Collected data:
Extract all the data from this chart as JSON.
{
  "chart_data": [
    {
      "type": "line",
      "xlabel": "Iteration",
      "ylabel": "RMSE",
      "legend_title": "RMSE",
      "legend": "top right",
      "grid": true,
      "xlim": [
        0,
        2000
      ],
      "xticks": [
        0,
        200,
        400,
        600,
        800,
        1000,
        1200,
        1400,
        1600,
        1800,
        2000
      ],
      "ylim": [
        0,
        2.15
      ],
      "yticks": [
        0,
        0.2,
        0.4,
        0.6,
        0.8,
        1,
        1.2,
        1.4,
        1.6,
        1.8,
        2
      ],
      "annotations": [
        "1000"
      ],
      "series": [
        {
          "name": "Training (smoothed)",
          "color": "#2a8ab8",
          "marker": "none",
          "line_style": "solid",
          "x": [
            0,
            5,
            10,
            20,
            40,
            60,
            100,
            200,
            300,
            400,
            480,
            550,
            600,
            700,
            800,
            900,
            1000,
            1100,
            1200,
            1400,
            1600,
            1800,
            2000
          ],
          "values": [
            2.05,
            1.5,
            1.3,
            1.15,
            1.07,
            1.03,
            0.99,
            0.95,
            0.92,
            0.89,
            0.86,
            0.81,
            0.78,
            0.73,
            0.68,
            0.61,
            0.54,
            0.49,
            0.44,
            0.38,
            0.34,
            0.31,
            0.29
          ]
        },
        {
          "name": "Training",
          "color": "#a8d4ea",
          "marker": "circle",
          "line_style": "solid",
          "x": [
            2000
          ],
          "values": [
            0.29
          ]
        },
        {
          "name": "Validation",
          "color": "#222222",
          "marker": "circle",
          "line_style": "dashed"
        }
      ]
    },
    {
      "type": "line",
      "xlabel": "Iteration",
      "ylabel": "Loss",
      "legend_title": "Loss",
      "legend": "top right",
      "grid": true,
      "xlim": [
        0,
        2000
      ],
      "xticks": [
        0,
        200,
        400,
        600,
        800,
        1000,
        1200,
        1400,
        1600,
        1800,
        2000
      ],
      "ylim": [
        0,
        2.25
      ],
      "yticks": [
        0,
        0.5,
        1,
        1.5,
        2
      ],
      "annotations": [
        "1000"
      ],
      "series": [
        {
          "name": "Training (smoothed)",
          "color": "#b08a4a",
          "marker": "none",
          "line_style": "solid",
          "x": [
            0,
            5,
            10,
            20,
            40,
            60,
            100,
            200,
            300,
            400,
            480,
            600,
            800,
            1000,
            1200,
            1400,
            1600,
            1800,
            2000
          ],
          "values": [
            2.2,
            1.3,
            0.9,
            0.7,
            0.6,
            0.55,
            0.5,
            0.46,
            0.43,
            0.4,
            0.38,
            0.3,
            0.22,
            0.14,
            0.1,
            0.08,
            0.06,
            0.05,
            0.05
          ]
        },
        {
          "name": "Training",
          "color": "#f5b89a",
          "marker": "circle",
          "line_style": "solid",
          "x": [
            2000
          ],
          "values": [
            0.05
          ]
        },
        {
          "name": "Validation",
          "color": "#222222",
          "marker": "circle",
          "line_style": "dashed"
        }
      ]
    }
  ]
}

> _Required work_
Take the entries above and transcribe them in full.

> _Written solution_
Extract all the data from this chart as JSON.
{
  "chart_data": [
    {
      "type": "line",
      "xlabel": "Iteration",
      "ylabel": "RMSE",
      "legend_title": "RMSE",
      "legend": "top right",
      "grid": true,
      "xlim": [
        0,
        2000
      ],
      "xticks": [
        0,
        200,
        400,
        600,
        800,
        1000,
        1200,
        1400,
        1600,
        1800,
        2000
      ],
      "ylim": [
        0,
        2.15
      ],
      "yticks": [
        0,
        0.2,
        0.4,
        0.6,
        0.8,
        1,
        1.2,
        1.4,
        1.6,
        1.8,
        2
      ],
      "annotations": [
        "1000"
      ],
      "series": [
        {
          "name": "Training (smoothed)",
          "color": "#2a8ab8",
          "marker": "none",
          "line_style": "solid",
          "x": [
            0,
            5,
            10,
            20,
            40,
            60,
            100,
            200,
            300,
            400,
            480,
            550,
            600,
            700,
            800,
            900,
            1000,
            1100,
            1200,
            1400,
            1600,
            1800,
            2000
          ],
          "values": [
            2.05,
            1.5,
            1.3,
            1.15,
            1.07,
            1.03,
            0.99,
            0.95,
            0.92,
            0.89,
            0.86,
            0.81,
            0.78,
            0.73,
            0.68,
            0.61,
            0.54,
            0.49,
            0.44,
            0.38,
            0.34,
            0.31,
            0.29
          ]
        },
        {
          "name": "Training",
          "color": "#a8d4ea",
          "marker": "circle",
          "line_style": "solid",
          "x": [
            2000
          ],
          "values": [
            0.29
          ]
        },
        {
          "name": "Validation",
          "color": "#222222",
          "marker": "circle",
          "line_style": "dashed"
        }
      ]
    },
    {
      "type": "line",
      "xlabel": "Iteration",
      "ylabel": "Loss",
      "legend_title": "Loss",
      "legend": "top right",
      "grid": true,
      "xlim": [
        0,
        2000
      ],
      "xticks": [
        0,
        200,
        400,
        600,
        800,
        1000,
        1200,
        1400,
        1600,
        1800,
        2000
      ],
      "ylim": [
        0,
        2.25
      ],
      "yticks": [
        0,
        0.5,
        1,
        1.5,
        2
      ],
      "annotations": [
        "1000"
      ],
      "series": [
        {
          "name": "Training (smoothed)",
          "color": "#b08a4a",
          "marker": "none",
          "line_style": "solid",
          "x": [
            0,
            5,
            10,
            20,
            40,
            60,
            100,
            200,
            300,
            400,
            480,
            600,
            800,
            1000,
            1200,
            1400,
            1600,
            1800,
            2000
          ],
          "values": [
            2.2,
            1.3,
            0.9,
            0.7,
            0.6,
            0.55,
            0.5,
            0.46,
            0.43,
            0.4,
            0.38,
            0.3,
            0.22,
            0.14,
            0.1,
            0.08,
            0.06,
            0.05,
            0.05
          ]
        },
        {
          "name": "Training",
          "color": "#f5b89a",
          "marker": "circle",
          "line_style": "solid",
          "x": [
            2000
          ],
          "values": [
            0.05
          ]
        },
        {
          "name": "Validation",
          "color": "#222222",
          "marker": "circle",
          "line_style": "dashed"
        }
      ]
    }
  ]
}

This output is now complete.